(Saved data entries)

*****

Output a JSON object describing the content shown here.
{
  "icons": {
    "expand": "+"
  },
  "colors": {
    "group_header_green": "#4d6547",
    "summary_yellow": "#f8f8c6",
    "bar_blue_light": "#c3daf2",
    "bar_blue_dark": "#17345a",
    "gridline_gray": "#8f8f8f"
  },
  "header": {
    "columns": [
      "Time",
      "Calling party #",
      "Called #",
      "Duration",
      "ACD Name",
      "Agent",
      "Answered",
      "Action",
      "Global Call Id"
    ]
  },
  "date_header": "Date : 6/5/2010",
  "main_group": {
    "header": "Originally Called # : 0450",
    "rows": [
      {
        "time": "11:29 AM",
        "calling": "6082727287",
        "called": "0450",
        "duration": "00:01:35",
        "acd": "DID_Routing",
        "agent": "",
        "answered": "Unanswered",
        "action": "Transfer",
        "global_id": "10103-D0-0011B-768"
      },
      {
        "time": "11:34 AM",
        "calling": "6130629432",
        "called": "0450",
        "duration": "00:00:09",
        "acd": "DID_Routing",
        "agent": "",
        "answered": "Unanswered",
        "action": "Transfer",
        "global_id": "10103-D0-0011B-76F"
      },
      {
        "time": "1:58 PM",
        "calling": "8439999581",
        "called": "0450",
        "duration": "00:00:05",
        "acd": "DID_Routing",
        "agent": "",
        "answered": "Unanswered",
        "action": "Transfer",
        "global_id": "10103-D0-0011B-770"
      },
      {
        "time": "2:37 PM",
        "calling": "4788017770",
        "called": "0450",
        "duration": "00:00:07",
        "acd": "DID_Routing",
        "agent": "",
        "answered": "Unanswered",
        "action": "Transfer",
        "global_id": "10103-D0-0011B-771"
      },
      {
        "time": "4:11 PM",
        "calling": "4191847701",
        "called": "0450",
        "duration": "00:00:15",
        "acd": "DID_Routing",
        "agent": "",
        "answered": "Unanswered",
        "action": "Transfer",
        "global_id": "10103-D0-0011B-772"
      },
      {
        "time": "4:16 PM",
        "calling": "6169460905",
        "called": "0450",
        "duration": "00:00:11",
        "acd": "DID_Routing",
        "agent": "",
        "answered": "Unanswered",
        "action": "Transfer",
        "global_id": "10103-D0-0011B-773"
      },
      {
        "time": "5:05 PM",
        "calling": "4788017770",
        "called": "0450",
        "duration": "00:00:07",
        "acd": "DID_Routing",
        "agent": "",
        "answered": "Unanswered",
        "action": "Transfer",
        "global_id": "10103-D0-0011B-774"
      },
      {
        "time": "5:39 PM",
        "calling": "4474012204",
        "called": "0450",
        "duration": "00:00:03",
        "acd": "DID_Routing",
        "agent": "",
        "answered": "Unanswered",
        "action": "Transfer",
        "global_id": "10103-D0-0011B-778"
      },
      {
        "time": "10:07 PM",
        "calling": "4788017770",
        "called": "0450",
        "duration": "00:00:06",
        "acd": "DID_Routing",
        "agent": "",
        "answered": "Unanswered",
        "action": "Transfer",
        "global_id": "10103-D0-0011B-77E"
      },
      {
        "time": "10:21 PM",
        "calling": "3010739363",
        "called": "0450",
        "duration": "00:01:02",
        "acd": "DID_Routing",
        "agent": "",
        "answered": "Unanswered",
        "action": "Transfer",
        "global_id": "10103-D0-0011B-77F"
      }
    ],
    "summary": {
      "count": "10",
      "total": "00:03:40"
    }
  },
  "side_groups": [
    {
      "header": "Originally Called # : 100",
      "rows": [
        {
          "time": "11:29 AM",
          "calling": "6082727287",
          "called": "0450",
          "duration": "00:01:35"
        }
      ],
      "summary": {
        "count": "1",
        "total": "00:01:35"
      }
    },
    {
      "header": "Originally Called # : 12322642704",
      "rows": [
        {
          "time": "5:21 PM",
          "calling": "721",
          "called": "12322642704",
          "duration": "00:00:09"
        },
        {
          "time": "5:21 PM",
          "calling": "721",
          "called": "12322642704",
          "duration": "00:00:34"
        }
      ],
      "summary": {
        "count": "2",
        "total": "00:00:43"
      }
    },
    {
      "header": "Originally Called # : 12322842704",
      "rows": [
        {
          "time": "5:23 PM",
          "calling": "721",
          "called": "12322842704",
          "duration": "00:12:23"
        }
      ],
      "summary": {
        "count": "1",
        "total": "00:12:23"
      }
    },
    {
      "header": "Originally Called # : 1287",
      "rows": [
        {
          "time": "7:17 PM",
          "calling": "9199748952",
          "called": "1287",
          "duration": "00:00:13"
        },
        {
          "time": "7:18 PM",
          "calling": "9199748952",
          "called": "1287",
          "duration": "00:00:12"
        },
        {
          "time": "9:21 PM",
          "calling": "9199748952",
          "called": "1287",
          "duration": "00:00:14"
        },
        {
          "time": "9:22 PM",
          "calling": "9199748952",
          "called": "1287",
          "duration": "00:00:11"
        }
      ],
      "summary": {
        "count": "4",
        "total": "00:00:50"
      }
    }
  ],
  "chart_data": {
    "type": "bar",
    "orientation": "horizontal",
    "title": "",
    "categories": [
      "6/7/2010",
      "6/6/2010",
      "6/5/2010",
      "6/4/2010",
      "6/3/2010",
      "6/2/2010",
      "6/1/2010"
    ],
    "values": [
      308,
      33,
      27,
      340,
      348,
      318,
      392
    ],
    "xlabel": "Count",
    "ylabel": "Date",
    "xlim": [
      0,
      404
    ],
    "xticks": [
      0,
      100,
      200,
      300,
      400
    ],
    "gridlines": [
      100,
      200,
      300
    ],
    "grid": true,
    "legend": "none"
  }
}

*****

# [INSTRUCTION]
Print the entries exactly. Include every one.

# [CORRECT OUTPUT]
Output a JSON object describing the content shown here.
{
  "icons": {
    "expand": "+"
  },
  "colors": {
    "group_header_green": "#4d6547",
    "summary_yellow": "#f8f8c6",
    "bar_blue_light": "#c3daf2",
    "bar_blue_dark": "#17345a",
    "gridline_gray": "#8f8f8f"
  },
  "header": {
    "columns": [
      "Time",
      "Calling party #",
      "Called #",
      "Duration",
      "ACD Name",
      "Agent",
      "Answered",
      "Action",
      "Global Call Id"
    ]
  },
  "date_header": "Date : 6/5/2010",
  "main_group": {
    "header": "Originally Called # : 0450",
    "rows": [
      {
        "time": "11:29 AM",
        "calling": "6082727287",
        "called": "0450",
        "duration": "00:01:35",
        "acd": "DID_Routing",
        "agent": "",
        "answered": "Unanswered",
        "action": "Transfer",
        "global_id": "10103-D0-0011B-768"
      },
      {
        "time": "11:34 AM",
        "calling": "6130629432",
        "called": "0450",
        "duration": "00:00:09",
        "acd": "DID_Routing",
        "agent": "",
        "answered": "Unanswered",
        "action": "Transfer",
        "global_id": "10103-D0-0011B-76F"
      },
      {
        "time": "1:58 PM",
        "calling": "8439999581",
        "called": "0450",
        "duration": "00:00:05",
        "acd": "DID_Routing",
        "agent": "",
        "answered": "Unanswered",
        "action": "Transfer",
        "global_id": "10103-D0-0011B-770"
      },
      {
        "time": "2:37 PM",
        "calling": "4788017770",
        "called": "0450",
        "duration": "00:00:07",
        "acd": "DID_Routing",
        "agent": "",
        "answered": "Unanswered",
        "action": "Transfer",
        "global_id": "10103-D0-0011B-771"
      },
      {
        "time": "4:11 PM",
        "calling": "4191847701",
        "called": "0450",
        "duration": "00:00:15",
        "acd": "DID_Routing",
        "agent": "",
        "answered": "Unanswered",
        "action": "Transfer",
        "global_id": "10103-D0-0011B-772"
      },
      {
        "time": "4:16 PM",
        "calling": "6169460905",
        "called": "0450",
        "duration": "00:00:11",
        "acd": "DID_Routing",
        "agent": "",
        "answered": "Unanswered",
        "action": "Transfer",
        "global_id": "10103-D0-0011B-773"
      },
      {
        "time": "5:05 PM",
        "calling": "4788017770",
        "called": "0450",
        "duration": "00:00:07",
        "acd": "DID_Routing",
        "agent": "",
        "answered": "Unanswered",
        "action": "Transfer",
        "global_id": "10103-D0-0011B-774"
      },
      {
        "time": "5:39 PM",
        "calling": "4474012204",
        "called": "0450",
        "duration": "00:00:03",
        "acd": "DID_Routing",
        "agent": "",
        "answered": "Unanswered",
        "action": "Transfer",
        "global_id": "10103-D0-0011B-778"
      },
      {
        "time": "10:07 PM",
        "calling": "4788017770",
        "called": "0450",
        "duration": "00:00:06",
        "acd": "DID_Routing",
        "agent": "",
        "answered": "Unanswered",
        "action": "Transfer",
        "global_id": "10103-D0-0011B-77E"
      },
      {
        "time": "10:21 PM",
        "calling": "3010739363",
        "called": "0450",
        "duration": "00:01:02",
        "acd": "DID_Routing",
        "agent": "",
        "answered": "Unanswered",
        "action": "Transfer",
        "global_id": "10103-D0-0011B-77F"
      }
    ],
    "summary": {
      "count": "10",
      "total": "00:03:40"
    }
  },
  "side_groups": [
    {
      "header": "Originally Called # : 100",
      "rows": [
        {
          "time": "11:29 AM",
          "calling": "6082727287",
          "called": "0450",
          "duration": "00:01:35"
        }
      ],
      "summary": {
        "count": "1",
        "total": "00:01:35"
      }
    },
    {
      "header": "Originally Called # : 12322642704",
      "rows": [
        {
          "time": "5:21 PM",
          "calling": "721",
          "called": "12322642704",
          "duration": "00:00:09"
        },
        {
          "time": "5:21 PM",
          "calling": "721",
          "called": "12322642704",
          "duration": "00:00:34"
        }
      ],
      "summary": {
        "count": "2",
        "total": "00:00:43"
      }
    },
    {
      "header": "Originally Called # : 12322842704",
      "rows": [
        {
          "time": "5:23 PM",
          "calling": "721",
          "called": "12322842704",
          "duration": "00:12:23"
        }
      ],
      "summary": {
        "count": "1",
        "total": "00:12:23"
      }
    },
    {
      "header": "Originally Called # : 1287",
      "rows": [
        {
          "time": "7:17 PM",
          "calling": "9199748952",
          "called": "1287",
          "duration": "00:00:13"
        },
        {
          "time": "7:18 PM",
          "calling": "9199748952",
          "called": "1287",
          "duration": "00:00:12"
        },
        {
          "time": "9:21 PM",
          "calling": "9199748952",
          "called": "1287",
          "duration": "00:00:14"
        },
        {
          "time": "9:22 PM",
          "calling": "9199748952",
          "called": "1287",
          "duration": "00:00:11"
        }
      ],
      "summary": {
        "count": "4",
        "total": "00:00:50"
      }
    }
  ],
  "chart_data": {
    "type": "bar",
    "orientation": "horizontal",
    "title": "",
    "categories": [
      "6/7/2010",
      "6/6/2010",
      "6/5/2010",
      "6/4/2010",
      "6/3/2010",
      "6/2/2010",
      "6/1/2010"
    ],
    "values": [
      308,
      33,
      27,
      340,
      348,
      318,
      392
    ],
    "xlabel": "Count",
    "ylabel": "Date",
    "xlim": [
      0,
      404
    ],
    "xticks": [
      0,
      100,
      200,
      300,
      400
    ],
    "gridlines": [
      100,
      200,
      300
    ],
    "grid": true,
    "legend": "none"
  }
}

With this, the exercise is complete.